* **Data shown**
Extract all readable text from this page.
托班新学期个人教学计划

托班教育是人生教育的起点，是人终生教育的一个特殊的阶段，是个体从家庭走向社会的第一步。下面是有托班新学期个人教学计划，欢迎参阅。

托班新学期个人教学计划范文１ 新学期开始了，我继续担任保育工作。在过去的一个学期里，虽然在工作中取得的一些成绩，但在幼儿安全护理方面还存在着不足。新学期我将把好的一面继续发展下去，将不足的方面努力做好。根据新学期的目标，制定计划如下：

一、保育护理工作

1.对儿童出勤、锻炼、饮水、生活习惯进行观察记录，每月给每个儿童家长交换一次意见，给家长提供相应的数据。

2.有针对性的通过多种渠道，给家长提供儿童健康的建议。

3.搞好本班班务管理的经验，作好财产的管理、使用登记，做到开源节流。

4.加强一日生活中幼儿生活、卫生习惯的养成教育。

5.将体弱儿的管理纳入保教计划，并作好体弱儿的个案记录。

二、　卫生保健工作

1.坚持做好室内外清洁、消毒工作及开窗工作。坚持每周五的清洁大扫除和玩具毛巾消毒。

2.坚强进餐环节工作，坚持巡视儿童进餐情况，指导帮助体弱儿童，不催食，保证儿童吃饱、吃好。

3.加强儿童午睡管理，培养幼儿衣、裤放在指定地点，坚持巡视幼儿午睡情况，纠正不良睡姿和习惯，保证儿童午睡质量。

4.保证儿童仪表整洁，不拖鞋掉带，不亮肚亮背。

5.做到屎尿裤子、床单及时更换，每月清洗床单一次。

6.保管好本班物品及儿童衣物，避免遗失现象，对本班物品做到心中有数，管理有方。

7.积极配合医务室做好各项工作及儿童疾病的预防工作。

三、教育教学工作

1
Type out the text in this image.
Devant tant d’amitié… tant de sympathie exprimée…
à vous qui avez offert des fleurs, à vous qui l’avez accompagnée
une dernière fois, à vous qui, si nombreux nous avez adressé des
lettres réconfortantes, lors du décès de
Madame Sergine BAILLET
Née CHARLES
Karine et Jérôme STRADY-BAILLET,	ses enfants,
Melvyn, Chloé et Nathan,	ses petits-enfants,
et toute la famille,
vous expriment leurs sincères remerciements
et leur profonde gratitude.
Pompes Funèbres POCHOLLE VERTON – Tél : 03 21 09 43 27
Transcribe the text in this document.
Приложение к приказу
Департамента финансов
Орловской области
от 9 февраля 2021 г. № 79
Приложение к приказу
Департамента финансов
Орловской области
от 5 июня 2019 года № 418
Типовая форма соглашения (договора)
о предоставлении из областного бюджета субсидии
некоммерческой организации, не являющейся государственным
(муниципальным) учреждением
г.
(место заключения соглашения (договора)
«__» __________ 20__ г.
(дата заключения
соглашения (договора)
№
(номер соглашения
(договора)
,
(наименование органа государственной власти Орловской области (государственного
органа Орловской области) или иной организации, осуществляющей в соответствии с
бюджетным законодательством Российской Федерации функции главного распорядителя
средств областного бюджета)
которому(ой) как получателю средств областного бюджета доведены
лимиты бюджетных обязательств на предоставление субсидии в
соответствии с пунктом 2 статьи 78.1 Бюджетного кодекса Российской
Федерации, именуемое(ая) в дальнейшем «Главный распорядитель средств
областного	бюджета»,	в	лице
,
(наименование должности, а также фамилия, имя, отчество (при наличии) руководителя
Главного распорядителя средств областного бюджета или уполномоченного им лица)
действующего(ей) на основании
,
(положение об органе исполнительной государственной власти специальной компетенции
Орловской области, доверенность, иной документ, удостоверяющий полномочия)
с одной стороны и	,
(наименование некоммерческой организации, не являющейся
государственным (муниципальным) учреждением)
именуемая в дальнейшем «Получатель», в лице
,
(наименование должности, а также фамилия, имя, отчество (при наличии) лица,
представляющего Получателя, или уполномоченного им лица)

* **What needs to be done**
Scan the listing above. Collect all lines with the word "BAILLET".

* **Task solution**
Madame Sergine BAILLET
Karine et Jérôme STRADY-BAILLET,	ses enfants,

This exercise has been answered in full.